YOUR TASK | Count the lines that include the string "Country", and give only that number.

STORED ROWS |
────────────────────────────────────────

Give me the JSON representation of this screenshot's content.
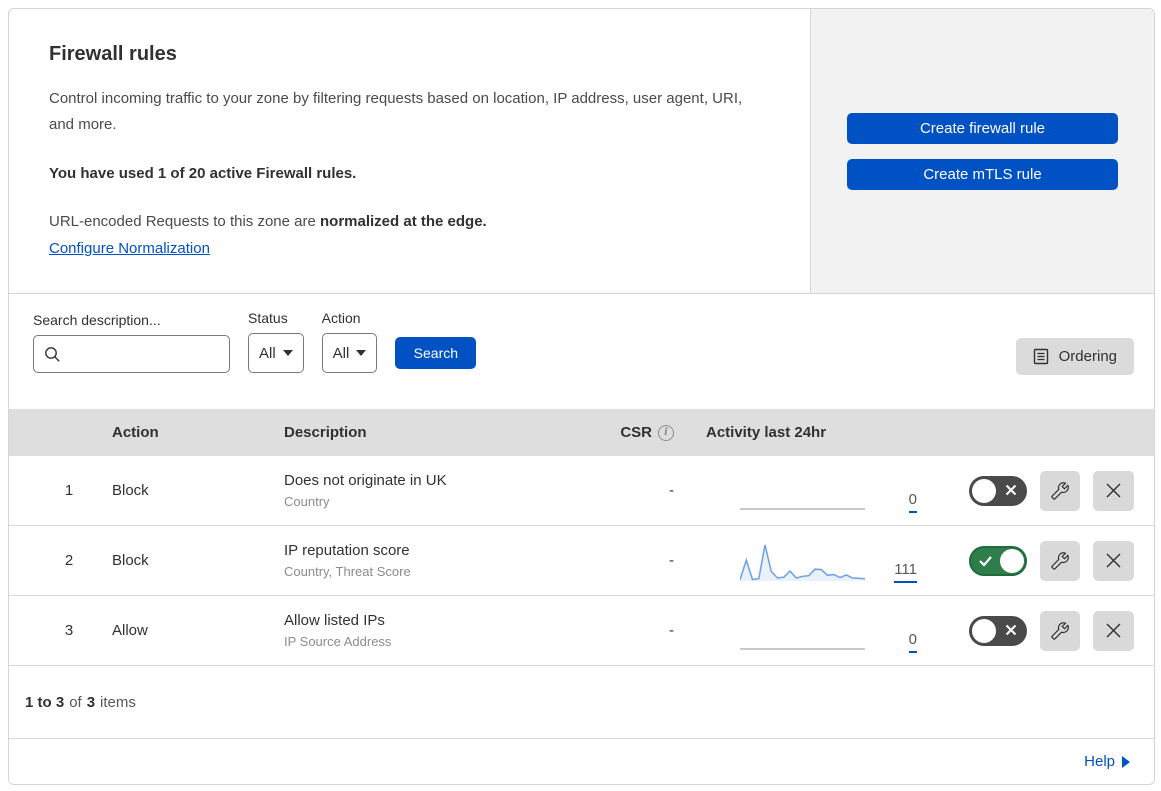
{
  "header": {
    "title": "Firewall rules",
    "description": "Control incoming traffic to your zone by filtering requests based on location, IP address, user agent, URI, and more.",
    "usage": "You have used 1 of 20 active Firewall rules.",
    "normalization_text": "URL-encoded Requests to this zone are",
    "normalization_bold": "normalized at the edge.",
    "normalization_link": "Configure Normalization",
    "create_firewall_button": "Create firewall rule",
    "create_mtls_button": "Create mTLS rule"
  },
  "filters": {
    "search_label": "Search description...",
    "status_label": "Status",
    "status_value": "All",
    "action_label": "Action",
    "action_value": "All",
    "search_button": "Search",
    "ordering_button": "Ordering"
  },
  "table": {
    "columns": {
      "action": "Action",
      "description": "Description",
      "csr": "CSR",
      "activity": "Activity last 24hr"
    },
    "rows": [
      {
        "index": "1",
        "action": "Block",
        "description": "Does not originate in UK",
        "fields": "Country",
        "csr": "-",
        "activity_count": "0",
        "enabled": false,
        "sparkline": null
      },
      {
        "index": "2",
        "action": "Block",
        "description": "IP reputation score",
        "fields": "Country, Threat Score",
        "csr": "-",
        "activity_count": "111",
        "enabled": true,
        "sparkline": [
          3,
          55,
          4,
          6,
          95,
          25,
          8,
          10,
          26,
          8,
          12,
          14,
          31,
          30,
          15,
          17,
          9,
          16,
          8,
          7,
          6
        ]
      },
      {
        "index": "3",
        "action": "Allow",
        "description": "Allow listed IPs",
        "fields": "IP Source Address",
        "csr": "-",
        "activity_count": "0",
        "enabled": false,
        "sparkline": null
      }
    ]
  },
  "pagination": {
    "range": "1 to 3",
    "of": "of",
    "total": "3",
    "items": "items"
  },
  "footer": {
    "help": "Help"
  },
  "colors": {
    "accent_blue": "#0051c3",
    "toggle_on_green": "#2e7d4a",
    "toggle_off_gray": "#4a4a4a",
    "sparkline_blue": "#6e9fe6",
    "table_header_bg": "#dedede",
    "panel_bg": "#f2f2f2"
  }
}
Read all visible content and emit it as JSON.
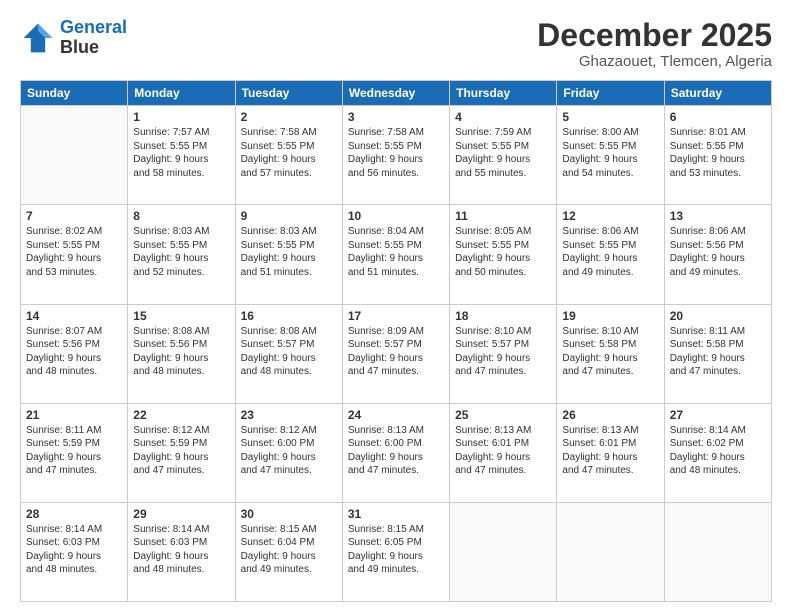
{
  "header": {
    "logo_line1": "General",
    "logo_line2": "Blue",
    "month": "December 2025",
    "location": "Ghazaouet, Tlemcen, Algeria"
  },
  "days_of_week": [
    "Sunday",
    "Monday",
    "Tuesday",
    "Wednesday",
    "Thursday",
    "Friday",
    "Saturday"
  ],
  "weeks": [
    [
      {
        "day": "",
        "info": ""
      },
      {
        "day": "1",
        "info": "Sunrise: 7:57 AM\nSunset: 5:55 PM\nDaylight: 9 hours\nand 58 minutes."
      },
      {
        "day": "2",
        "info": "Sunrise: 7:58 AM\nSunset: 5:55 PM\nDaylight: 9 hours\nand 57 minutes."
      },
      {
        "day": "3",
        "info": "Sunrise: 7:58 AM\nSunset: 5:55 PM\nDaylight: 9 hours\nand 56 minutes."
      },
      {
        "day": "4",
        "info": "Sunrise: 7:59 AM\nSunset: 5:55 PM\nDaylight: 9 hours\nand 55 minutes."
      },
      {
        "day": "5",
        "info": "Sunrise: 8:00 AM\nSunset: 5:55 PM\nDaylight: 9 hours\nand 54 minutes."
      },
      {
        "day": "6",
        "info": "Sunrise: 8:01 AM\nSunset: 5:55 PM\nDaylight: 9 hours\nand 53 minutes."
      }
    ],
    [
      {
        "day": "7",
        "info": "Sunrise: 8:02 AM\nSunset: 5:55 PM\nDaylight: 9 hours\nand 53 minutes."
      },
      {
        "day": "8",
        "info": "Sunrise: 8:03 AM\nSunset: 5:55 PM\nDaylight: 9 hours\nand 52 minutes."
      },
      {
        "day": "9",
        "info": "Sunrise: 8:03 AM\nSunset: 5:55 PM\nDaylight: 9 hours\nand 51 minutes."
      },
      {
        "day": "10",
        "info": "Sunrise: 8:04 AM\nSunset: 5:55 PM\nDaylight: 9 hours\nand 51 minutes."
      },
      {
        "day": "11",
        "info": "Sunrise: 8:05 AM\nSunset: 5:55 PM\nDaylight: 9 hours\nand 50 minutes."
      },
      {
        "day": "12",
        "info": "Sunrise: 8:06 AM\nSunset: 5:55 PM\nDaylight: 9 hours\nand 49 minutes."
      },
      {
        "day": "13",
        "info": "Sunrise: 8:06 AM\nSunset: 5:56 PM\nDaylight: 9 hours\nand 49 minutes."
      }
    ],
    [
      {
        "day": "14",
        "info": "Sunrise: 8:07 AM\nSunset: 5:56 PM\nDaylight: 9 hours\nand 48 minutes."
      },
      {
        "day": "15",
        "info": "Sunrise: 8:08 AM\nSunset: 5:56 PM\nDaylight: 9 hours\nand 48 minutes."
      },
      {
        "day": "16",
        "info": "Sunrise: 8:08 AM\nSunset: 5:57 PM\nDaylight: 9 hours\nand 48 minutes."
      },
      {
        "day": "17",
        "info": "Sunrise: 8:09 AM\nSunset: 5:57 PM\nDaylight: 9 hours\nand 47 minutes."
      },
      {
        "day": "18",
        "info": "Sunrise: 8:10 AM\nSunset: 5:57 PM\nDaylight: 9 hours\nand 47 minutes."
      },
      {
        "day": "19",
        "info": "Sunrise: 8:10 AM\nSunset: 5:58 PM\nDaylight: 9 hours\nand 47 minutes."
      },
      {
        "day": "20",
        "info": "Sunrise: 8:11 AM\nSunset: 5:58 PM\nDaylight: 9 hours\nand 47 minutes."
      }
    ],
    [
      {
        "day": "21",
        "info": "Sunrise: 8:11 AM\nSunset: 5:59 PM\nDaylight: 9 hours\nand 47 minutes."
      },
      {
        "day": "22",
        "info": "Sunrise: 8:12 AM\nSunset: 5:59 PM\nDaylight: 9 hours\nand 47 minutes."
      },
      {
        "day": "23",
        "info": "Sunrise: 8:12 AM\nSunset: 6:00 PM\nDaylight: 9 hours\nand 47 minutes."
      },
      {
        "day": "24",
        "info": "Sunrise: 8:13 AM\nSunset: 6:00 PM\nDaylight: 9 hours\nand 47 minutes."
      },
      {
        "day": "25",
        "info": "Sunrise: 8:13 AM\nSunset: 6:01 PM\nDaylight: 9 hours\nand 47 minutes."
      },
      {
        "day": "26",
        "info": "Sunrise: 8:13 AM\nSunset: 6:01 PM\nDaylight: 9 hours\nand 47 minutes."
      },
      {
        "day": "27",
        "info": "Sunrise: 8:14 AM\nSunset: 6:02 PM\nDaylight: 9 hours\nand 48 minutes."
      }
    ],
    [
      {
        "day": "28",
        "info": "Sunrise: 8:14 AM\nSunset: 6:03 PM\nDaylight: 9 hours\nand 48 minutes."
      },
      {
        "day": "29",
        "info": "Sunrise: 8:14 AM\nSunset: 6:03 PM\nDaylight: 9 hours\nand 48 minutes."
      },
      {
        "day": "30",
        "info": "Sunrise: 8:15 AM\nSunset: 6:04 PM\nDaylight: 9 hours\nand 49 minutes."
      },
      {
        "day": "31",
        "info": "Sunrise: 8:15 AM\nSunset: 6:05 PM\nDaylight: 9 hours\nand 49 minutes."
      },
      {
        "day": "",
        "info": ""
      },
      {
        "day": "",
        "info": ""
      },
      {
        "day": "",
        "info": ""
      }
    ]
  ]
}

────────────────────────────────────────

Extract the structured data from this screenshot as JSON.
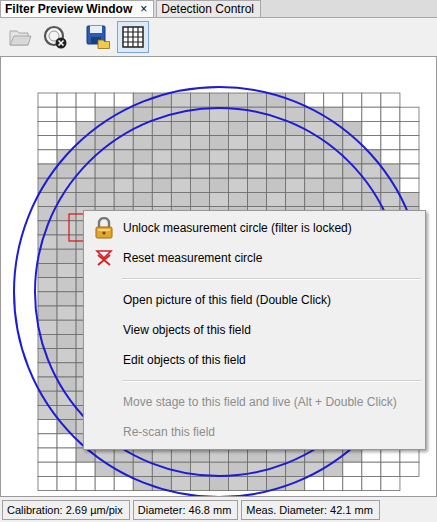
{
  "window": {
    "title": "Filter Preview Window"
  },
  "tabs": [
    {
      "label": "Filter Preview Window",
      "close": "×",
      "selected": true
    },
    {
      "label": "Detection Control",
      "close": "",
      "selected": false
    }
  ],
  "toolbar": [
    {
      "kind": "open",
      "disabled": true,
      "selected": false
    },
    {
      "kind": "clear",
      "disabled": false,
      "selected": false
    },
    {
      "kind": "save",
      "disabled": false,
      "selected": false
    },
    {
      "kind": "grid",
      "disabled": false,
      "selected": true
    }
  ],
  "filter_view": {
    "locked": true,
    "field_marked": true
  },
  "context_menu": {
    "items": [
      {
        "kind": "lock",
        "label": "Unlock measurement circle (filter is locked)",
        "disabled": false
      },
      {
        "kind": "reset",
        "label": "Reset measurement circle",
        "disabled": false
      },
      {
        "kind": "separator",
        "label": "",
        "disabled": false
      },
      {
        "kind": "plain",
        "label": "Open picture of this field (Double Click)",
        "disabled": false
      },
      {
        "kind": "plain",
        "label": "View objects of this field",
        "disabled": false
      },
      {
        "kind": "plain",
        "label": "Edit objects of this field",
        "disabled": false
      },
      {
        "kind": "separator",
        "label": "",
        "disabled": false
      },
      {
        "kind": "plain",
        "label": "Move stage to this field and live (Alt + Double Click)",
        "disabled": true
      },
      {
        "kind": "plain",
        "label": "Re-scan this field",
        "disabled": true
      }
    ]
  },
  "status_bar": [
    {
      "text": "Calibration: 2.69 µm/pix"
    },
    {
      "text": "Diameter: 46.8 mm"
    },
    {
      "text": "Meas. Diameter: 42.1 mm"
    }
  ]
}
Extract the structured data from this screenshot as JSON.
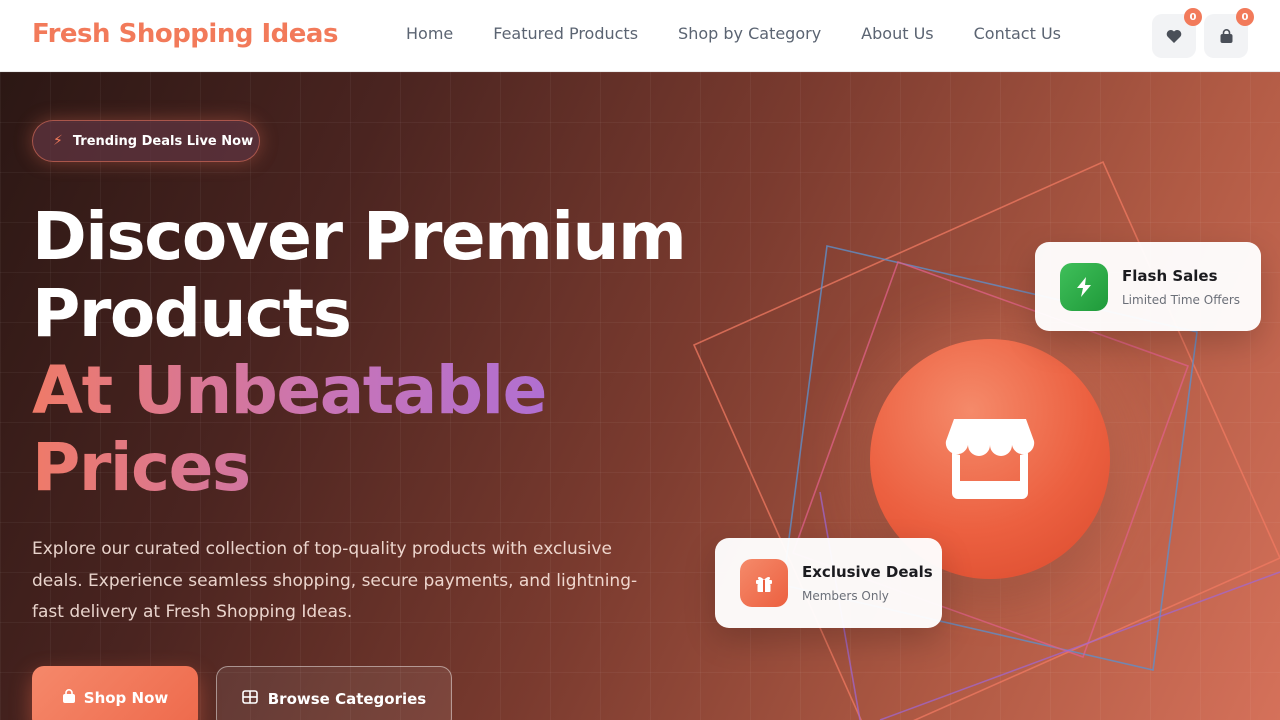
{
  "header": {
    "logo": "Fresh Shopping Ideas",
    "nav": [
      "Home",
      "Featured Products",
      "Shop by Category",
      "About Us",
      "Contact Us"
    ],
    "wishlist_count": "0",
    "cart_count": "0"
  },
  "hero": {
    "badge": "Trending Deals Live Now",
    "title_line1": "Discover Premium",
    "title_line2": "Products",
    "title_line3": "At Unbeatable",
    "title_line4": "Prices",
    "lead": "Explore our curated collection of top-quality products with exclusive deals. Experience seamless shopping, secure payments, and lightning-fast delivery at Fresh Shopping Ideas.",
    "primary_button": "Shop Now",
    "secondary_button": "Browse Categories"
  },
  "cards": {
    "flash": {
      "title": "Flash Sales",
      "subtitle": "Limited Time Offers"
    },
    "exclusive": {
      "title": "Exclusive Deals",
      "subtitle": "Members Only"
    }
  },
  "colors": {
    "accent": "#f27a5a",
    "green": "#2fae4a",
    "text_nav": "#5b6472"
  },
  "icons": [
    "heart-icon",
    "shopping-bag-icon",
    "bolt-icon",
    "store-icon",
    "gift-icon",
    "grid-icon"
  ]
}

────────────────────────────────────────

SOLUTION | 2